TASK OBJECTIVE → Wherever a line in the data below holds "this", copy that line.
════════════════
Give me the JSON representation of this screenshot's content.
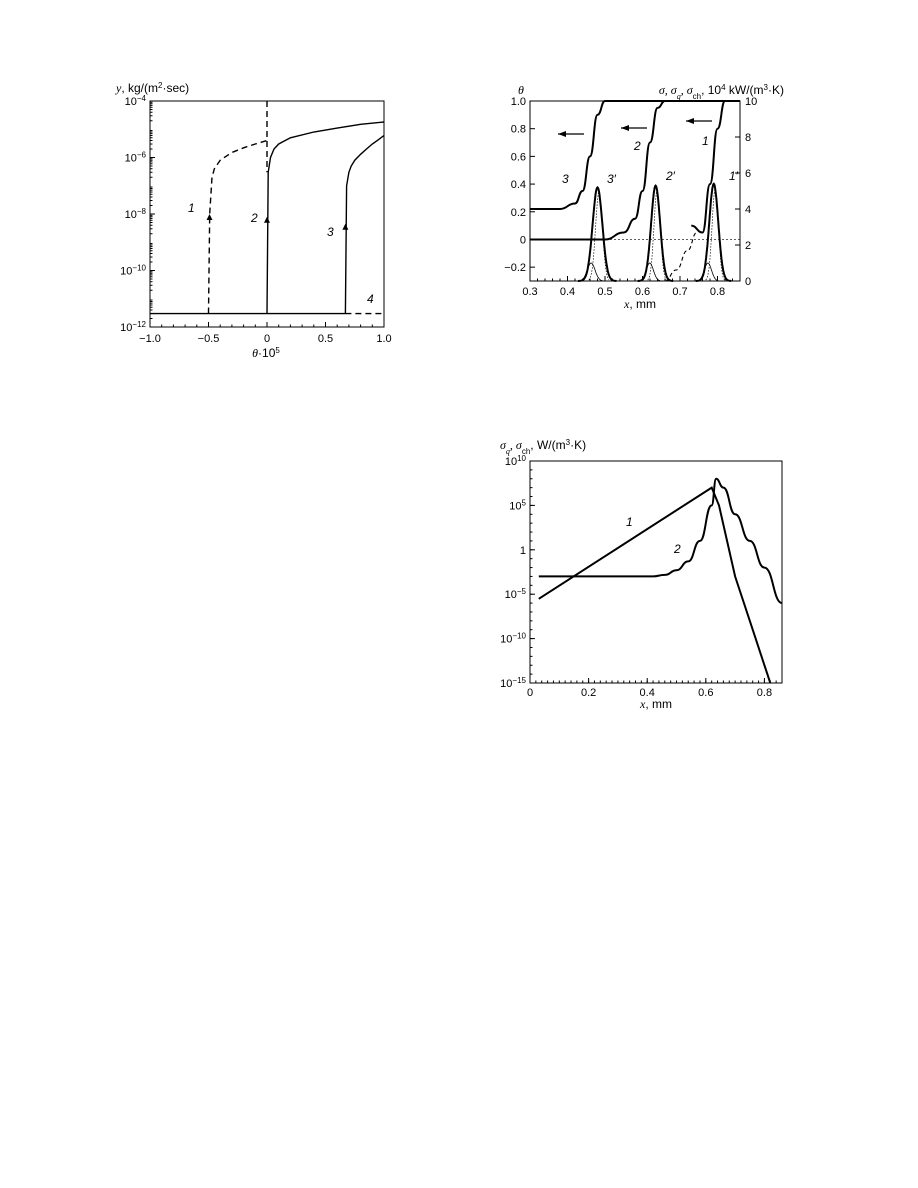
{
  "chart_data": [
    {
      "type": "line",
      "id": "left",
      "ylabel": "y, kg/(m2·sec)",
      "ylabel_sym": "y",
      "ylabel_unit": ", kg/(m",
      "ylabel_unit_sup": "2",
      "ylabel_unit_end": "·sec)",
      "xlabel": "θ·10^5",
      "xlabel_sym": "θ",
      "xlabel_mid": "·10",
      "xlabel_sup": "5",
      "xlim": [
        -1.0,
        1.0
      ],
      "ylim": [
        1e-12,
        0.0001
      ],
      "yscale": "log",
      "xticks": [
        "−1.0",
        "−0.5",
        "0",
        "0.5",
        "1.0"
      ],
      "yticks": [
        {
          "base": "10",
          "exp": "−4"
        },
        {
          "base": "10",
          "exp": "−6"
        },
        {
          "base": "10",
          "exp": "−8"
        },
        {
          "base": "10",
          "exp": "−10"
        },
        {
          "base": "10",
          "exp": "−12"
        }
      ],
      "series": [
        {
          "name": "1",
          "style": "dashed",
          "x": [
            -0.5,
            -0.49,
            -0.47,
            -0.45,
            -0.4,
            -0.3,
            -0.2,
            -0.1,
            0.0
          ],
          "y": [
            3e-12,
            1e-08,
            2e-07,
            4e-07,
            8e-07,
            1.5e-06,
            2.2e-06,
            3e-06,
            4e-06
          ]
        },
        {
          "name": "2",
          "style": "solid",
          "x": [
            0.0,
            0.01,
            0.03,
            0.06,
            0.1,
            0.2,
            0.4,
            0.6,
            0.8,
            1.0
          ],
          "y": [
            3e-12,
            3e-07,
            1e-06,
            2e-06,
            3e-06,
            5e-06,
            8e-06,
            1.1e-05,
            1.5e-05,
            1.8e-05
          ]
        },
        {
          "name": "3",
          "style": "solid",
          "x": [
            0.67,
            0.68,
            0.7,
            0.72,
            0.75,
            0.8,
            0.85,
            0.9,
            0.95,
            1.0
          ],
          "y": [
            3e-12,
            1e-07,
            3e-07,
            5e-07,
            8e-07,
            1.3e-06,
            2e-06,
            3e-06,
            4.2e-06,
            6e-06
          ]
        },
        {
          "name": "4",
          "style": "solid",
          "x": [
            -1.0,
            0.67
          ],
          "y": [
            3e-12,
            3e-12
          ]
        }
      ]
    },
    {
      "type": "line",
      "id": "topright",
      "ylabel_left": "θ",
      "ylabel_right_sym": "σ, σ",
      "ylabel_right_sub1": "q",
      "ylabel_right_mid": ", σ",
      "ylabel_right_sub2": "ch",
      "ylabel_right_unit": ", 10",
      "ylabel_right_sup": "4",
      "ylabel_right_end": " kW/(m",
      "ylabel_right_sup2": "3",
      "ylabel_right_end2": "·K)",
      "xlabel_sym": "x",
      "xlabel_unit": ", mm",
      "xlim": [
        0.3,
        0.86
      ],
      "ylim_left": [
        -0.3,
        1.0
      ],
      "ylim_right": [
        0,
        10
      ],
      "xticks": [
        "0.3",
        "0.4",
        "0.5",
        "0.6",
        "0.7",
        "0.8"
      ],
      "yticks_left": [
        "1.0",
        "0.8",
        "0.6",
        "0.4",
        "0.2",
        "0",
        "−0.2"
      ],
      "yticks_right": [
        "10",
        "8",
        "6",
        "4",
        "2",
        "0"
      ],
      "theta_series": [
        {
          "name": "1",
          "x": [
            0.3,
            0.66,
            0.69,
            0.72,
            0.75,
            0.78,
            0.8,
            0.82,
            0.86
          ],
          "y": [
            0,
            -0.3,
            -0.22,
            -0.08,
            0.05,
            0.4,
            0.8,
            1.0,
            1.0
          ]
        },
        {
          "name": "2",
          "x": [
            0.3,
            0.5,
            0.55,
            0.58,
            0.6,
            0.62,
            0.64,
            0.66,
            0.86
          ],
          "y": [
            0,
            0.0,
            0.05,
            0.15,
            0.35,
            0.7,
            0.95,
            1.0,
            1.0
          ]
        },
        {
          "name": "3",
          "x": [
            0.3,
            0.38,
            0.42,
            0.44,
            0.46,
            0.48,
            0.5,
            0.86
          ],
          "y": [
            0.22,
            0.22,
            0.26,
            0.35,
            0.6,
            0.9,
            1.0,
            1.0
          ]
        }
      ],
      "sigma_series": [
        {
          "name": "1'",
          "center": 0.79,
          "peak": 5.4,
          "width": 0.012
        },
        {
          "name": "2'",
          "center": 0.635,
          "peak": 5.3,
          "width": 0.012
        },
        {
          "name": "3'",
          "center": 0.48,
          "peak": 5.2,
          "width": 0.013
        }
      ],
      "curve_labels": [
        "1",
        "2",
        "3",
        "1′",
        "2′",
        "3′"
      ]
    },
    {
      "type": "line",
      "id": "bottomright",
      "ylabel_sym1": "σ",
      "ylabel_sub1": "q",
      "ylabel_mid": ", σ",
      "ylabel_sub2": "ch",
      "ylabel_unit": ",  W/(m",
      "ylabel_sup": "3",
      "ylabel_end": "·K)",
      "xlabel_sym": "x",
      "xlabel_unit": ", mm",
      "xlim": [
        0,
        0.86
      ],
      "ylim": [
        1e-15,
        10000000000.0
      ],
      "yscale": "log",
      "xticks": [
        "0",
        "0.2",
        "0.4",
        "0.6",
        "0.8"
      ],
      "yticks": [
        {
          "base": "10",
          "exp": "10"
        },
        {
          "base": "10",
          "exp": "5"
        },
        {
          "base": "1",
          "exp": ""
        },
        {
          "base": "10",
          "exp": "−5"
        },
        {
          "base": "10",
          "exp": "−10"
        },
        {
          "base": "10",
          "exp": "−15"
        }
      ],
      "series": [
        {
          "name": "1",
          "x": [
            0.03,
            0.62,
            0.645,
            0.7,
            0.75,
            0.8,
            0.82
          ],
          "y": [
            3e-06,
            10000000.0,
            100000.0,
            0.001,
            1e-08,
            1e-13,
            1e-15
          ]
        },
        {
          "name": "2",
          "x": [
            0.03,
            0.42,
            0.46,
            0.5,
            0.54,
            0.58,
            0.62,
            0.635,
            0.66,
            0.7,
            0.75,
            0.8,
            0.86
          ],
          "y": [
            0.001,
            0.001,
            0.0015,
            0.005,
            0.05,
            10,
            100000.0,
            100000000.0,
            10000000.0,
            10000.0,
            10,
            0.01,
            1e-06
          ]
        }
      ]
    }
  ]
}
════════════════
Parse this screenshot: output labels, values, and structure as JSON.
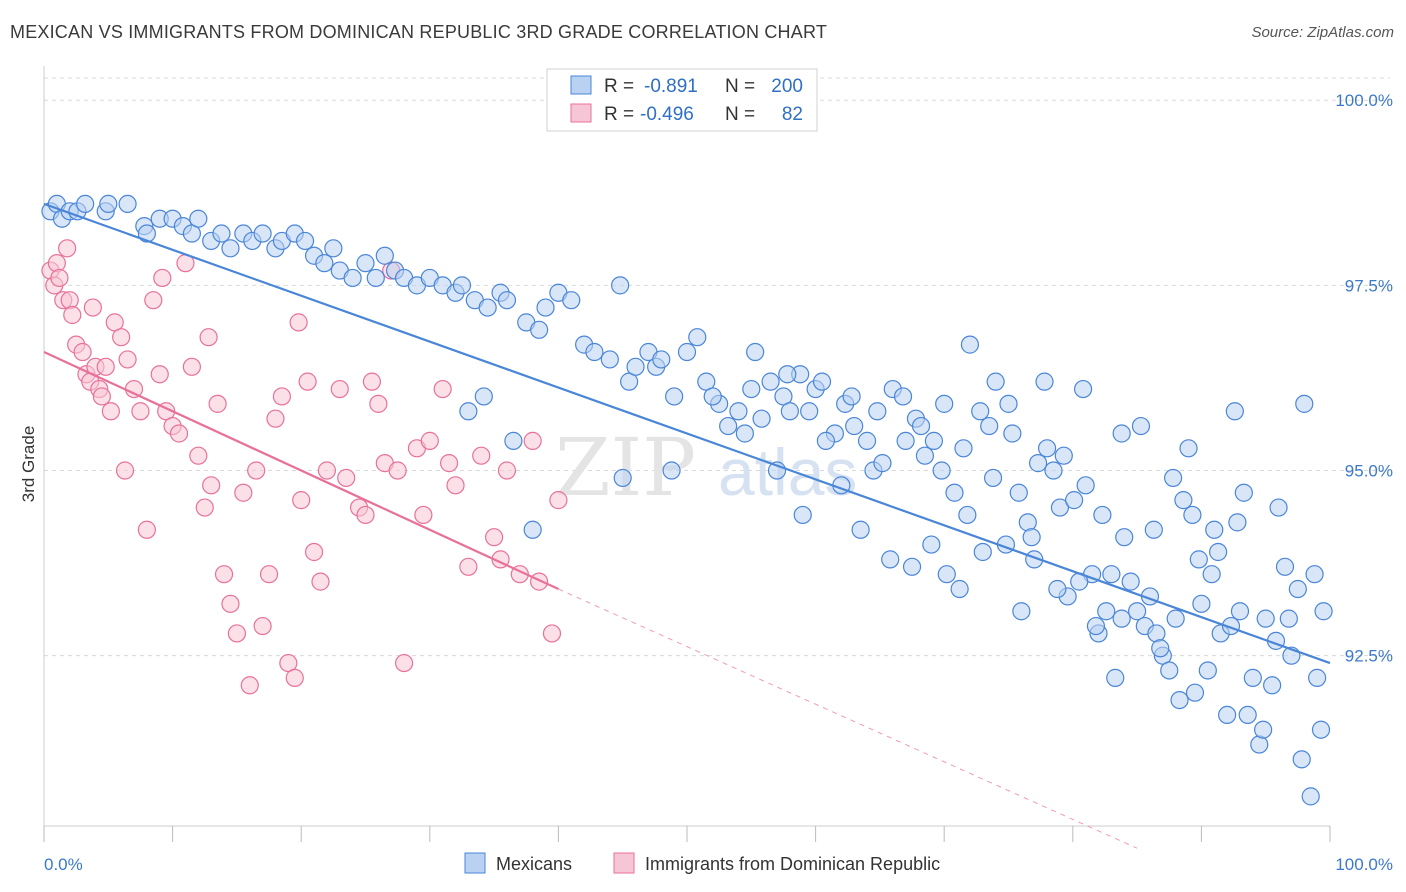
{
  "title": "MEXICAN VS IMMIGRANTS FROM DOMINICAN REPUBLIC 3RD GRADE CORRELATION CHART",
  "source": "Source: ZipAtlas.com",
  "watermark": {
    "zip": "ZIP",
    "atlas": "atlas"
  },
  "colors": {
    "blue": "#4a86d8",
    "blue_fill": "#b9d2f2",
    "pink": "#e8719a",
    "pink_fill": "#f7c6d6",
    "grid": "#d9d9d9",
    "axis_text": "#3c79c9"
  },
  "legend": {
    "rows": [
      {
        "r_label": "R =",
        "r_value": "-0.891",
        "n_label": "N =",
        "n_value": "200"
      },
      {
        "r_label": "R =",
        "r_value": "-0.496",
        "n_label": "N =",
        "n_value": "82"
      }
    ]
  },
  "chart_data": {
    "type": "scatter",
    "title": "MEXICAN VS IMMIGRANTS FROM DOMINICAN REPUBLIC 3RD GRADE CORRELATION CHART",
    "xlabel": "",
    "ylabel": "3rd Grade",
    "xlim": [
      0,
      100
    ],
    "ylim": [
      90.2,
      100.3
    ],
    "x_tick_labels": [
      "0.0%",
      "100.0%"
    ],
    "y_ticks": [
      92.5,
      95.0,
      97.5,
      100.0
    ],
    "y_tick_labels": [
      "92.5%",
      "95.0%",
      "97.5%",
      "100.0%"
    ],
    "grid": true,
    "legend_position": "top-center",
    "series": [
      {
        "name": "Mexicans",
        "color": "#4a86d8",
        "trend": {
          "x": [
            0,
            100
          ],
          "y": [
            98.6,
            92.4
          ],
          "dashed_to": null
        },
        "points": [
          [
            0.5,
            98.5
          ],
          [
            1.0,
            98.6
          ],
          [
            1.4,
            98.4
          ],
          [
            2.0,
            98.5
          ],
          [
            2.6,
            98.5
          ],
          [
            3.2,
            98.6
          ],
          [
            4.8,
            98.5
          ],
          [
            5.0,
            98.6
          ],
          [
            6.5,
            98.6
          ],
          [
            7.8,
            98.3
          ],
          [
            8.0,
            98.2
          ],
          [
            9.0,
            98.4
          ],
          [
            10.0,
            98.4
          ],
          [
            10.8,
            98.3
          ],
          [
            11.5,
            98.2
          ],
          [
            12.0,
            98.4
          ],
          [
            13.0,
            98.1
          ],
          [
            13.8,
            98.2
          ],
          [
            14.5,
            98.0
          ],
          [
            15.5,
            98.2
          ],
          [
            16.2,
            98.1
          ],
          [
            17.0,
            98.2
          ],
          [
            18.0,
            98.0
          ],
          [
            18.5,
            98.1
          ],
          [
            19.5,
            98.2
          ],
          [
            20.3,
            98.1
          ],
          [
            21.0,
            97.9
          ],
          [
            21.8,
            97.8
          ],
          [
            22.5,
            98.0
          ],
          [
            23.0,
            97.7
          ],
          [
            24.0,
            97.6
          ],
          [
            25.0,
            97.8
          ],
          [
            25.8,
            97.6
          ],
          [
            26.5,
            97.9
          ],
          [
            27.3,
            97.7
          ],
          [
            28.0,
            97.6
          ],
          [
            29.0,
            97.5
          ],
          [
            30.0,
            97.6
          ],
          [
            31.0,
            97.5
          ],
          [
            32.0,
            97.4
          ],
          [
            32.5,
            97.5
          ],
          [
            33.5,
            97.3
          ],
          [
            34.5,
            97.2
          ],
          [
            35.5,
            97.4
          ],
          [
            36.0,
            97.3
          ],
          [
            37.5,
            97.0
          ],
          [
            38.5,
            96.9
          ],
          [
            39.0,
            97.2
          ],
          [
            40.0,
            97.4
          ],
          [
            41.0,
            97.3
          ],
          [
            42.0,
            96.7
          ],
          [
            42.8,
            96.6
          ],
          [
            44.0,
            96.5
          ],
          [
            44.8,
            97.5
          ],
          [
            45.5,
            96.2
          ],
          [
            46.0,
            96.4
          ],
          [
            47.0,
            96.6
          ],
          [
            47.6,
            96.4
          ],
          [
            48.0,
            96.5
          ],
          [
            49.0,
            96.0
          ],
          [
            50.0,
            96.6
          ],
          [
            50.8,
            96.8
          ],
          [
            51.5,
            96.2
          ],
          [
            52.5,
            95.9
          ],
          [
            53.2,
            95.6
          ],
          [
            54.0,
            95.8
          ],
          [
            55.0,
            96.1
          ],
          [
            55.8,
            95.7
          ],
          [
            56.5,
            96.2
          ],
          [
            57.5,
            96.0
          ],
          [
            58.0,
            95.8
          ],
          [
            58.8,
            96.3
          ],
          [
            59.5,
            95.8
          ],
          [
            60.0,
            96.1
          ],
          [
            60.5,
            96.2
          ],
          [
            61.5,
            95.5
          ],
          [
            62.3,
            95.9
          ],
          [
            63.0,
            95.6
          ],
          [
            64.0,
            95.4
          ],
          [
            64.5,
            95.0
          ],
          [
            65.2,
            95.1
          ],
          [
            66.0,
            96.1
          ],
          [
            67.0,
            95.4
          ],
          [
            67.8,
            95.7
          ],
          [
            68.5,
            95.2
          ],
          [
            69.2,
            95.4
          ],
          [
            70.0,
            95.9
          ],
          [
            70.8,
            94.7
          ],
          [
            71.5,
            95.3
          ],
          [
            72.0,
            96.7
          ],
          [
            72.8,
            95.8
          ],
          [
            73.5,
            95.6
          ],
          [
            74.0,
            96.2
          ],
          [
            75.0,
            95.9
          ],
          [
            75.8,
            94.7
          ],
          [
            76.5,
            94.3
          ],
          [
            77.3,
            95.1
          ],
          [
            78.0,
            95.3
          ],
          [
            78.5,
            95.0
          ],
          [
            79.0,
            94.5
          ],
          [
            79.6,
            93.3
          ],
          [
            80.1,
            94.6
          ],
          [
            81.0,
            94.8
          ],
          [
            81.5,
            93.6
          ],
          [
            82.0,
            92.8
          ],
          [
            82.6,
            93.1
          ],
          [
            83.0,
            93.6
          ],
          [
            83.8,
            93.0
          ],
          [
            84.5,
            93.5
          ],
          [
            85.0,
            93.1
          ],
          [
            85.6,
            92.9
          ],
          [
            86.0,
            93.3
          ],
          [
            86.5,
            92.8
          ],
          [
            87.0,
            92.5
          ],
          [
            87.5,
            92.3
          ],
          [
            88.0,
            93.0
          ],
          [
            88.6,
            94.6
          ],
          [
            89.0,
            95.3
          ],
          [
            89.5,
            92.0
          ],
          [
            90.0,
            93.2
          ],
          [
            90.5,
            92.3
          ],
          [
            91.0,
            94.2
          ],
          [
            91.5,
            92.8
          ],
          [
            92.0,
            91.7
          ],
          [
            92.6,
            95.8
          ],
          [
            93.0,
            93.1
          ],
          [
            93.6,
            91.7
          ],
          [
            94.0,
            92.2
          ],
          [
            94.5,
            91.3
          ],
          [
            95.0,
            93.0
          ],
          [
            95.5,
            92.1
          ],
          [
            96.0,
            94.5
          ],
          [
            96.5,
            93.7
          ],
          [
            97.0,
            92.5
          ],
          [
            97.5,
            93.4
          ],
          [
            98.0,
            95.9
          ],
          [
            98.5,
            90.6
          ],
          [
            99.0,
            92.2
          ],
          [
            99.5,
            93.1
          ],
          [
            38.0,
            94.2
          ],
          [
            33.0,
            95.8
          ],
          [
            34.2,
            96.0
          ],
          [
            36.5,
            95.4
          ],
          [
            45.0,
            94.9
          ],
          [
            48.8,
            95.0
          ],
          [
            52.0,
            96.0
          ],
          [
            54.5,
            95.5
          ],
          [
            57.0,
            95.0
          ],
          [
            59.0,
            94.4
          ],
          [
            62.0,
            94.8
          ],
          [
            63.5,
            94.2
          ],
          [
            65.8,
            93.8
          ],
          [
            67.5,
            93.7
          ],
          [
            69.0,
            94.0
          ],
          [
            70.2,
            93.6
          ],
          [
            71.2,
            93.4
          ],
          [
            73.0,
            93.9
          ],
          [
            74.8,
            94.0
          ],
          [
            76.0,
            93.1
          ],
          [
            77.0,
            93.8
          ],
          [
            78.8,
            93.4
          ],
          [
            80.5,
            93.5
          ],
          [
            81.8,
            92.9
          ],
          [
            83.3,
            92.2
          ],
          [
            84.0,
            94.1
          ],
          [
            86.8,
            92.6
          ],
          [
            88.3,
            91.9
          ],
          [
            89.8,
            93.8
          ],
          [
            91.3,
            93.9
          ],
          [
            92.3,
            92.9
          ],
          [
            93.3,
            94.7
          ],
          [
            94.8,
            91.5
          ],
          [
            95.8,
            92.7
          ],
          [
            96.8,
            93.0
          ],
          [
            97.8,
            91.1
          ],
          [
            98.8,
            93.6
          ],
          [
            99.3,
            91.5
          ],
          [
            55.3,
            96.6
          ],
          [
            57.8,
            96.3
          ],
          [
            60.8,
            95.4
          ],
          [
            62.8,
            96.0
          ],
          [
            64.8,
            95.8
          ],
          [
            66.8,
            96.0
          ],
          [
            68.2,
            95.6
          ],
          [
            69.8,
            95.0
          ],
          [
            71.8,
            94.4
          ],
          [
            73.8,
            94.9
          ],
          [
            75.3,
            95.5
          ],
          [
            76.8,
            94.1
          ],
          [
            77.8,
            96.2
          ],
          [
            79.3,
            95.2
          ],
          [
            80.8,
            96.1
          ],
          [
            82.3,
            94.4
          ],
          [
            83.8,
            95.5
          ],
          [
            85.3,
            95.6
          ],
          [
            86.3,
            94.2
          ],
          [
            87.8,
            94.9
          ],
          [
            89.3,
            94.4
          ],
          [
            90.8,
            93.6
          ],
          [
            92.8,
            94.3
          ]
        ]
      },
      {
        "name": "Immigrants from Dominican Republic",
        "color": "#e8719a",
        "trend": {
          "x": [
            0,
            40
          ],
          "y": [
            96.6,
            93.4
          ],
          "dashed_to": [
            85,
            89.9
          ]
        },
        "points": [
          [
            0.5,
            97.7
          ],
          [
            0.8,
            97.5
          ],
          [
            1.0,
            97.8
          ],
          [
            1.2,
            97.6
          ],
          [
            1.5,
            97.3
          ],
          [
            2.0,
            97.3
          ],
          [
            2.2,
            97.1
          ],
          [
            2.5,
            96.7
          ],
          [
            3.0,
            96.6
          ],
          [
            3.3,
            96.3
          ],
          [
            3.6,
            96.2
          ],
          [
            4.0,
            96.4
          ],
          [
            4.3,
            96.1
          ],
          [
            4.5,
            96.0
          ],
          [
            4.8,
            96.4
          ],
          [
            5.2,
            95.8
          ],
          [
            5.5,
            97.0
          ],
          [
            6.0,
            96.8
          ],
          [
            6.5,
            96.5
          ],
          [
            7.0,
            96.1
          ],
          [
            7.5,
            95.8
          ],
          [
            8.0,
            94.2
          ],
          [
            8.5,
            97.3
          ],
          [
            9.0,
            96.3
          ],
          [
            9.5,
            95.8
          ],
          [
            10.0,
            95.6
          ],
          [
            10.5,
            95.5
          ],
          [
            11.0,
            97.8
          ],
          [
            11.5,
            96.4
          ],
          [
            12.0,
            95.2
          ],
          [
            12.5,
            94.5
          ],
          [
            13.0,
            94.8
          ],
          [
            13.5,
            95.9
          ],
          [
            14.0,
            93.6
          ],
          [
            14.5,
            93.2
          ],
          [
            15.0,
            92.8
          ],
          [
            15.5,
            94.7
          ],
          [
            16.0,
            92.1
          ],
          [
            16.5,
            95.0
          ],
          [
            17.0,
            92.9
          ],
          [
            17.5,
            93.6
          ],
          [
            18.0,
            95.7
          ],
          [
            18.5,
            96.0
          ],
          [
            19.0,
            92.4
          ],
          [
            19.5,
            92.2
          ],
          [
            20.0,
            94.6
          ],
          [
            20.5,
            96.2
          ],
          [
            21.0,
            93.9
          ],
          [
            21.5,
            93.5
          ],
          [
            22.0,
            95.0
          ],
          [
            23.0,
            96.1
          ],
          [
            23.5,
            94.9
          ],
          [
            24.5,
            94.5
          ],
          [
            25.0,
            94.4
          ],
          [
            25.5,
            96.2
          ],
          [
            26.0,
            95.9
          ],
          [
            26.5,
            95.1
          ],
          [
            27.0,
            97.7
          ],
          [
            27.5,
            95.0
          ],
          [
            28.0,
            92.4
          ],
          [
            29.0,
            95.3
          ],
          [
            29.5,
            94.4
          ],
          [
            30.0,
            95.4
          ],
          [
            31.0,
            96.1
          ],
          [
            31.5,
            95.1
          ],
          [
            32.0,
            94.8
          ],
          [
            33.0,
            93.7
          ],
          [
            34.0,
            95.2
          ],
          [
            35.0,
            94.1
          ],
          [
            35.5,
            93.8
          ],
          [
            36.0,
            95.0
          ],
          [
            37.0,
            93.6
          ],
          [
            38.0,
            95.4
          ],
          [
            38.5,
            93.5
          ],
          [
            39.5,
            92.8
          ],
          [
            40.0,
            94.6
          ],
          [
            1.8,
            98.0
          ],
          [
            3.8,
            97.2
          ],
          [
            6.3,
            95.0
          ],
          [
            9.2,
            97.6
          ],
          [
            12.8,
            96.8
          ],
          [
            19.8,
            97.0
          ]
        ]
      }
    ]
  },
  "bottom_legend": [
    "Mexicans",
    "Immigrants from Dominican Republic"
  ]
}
════════════════
EXERCISE RESPONSE →
Give me the JSON representation of this screenshot's content.
Parse this screenshot: output labels, values, and structure as JSON.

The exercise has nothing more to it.